Source data =
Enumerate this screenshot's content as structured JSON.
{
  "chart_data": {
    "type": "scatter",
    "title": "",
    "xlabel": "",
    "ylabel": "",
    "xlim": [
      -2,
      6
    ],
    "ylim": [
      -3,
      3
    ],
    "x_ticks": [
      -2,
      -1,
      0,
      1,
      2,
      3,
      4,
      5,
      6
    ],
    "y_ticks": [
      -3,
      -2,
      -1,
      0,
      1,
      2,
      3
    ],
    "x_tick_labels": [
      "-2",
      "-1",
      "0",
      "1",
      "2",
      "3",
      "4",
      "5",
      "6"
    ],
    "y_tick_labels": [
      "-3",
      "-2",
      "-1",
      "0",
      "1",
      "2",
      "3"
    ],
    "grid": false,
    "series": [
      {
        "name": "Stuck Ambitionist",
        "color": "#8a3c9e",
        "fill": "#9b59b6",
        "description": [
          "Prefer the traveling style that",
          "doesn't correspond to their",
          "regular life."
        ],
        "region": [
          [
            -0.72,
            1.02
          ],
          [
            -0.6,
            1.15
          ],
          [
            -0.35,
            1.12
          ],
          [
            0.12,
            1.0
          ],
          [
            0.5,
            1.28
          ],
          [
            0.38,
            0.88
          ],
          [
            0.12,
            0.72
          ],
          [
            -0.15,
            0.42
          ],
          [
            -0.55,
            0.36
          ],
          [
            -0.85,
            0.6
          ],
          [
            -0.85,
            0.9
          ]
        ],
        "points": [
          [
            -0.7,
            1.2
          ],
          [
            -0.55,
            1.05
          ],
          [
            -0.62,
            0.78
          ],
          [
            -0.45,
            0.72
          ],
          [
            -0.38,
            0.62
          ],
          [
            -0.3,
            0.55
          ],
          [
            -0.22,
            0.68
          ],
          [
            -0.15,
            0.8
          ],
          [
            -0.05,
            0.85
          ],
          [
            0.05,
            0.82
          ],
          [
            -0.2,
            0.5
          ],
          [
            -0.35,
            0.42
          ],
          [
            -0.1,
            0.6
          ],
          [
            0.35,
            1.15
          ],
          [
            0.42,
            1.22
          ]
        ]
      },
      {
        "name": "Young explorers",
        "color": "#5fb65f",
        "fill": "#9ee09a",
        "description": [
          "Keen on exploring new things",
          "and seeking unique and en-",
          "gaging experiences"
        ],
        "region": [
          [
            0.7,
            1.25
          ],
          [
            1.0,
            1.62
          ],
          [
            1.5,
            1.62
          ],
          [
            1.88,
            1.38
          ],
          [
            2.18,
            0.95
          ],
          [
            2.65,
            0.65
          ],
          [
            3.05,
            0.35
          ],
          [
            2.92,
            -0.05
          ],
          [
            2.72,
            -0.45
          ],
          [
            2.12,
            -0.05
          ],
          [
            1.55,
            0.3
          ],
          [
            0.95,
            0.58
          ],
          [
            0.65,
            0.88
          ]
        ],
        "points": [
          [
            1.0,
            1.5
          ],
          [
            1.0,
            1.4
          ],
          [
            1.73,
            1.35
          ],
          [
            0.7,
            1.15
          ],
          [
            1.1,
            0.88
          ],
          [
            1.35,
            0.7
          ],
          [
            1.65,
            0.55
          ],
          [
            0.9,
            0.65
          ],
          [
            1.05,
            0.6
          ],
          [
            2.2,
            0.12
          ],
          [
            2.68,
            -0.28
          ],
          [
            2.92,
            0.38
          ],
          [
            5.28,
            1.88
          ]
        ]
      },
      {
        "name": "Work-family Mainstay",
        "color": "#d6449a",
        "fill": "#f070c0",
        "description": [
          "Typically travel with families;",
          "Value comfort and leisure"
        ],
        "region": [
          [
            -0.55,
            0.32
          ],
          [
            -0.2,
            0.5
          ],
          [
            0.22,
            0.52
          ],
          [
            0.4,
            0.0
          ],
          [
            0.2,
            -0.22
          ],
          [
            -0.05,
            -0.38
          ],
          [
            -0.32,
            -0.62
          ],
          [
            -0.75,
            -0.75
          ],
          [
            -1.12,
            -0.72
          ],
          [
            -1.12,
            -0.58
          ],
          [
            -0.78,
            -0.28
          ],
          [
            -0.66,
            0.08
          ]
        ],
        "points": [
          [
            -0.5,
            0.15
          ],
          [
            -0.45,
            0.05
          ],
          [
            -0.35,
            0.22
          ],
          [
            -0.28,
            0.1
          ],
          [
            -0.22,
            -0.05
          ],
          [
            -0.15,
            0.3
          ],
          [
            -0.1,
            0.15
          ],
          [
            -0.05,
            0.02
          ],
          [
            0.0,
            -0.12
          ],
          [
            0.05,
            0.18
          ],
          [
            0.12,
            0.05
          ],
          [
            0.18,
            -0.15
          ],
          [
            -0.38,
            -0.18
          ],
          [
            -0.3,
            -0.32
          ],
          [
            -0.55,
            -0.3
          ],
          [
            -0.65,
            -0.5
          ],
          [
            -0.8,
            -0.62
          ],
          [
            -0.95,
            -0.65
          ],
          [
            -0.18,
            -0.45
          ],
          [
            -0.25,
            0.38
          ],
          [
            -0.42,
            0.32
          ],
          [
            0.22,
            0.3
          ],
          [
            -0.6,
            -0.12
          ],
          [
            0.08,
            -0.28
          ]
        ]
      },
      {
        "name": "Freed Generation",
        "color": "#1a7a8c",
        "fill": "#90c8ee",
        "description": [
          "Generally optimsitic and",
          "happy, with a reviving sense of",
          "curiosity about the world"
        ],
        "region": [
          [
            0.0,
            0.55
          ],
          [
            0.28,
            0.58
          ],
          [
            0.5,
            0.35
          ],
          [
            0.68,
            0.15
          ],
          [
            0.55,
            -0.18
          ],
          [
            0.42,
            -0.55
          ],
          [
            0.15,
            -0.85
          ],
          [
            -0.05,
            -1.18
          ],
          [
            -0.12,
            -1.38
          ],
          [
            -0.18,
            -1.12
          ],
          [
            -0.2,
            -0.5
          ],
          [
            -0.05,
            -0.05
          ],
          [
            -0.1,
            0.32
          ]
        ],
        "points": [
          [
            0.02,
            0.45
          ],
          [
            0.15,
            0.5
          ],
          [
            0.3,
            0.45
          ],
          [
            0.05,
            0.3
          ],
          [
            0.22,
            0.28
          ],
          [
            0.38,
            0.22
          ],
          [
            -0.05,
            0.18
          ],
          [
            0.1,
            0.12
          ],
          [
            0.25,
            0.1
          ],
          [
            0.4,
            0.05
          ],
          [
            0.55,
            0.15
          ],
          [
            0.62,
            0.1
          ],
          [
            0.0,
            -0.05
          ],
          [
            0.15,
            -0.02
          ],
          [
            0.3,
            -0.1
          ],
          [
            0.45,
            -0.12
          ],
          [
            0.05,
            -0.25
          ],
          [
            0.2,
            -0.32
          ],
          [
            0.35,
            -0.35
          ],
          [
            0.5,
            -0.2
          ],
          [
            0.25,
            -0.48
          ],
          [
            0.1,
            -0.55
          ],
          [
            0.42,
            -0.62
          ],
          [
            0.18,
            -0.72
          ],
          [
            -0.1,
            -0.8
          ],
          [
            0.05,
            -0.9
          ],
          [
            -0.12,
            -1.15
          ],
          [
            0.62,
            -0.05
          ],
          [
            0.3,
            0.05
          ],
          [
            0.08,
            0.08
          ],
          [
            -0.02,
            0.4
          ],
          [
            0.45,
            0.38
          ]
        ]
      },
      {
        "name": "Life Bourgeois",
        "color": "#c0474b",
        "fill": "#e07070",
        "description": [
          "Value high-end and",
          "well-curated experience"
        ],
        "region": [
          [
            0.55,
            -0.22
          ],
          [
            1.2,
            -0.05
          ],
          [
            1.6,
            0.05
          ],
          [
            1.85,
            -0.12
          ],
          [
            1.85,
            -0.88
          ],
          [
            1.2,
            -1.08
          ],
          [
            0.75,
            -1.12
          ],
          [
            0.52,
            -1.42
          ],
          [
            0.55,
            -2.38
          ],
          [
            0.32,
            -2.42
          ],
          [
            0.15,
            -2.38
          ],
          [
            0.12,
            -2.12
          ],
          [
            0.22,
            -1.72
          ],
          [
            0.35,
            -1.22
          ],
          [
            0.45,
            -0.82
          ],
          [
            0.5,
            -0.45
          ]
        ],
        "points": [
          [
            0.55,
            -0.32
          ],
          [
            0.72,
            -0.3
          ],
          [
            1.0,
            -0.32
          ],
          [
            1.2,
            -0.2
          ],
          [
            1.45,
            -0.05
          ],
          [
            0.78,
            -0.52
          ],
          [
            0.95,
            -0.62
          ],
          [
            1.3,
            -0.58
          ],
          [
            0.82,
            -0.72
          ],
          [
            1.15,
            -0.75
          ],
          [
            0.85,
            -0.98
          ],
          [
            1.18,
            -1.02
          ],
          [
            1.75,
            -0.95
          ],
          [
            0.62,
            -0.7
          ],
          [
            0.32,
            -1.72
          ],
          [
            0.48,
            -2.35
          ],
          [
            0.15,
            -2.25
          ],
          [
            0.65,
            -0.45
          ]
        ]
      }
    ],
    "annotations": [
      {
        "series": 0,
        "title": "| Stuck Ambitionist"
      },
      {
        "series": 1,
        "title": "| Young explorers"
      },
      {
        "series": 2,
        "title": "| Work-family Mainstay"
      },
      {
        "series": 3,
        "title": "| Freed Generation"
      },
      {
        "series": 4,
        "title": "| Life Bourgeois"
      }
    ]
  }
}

What you will do = Check each line of the entries above for the word "Young". List the ones that have it.

Output =
        "name": "Young explorers",
        "title": "| Young explorers"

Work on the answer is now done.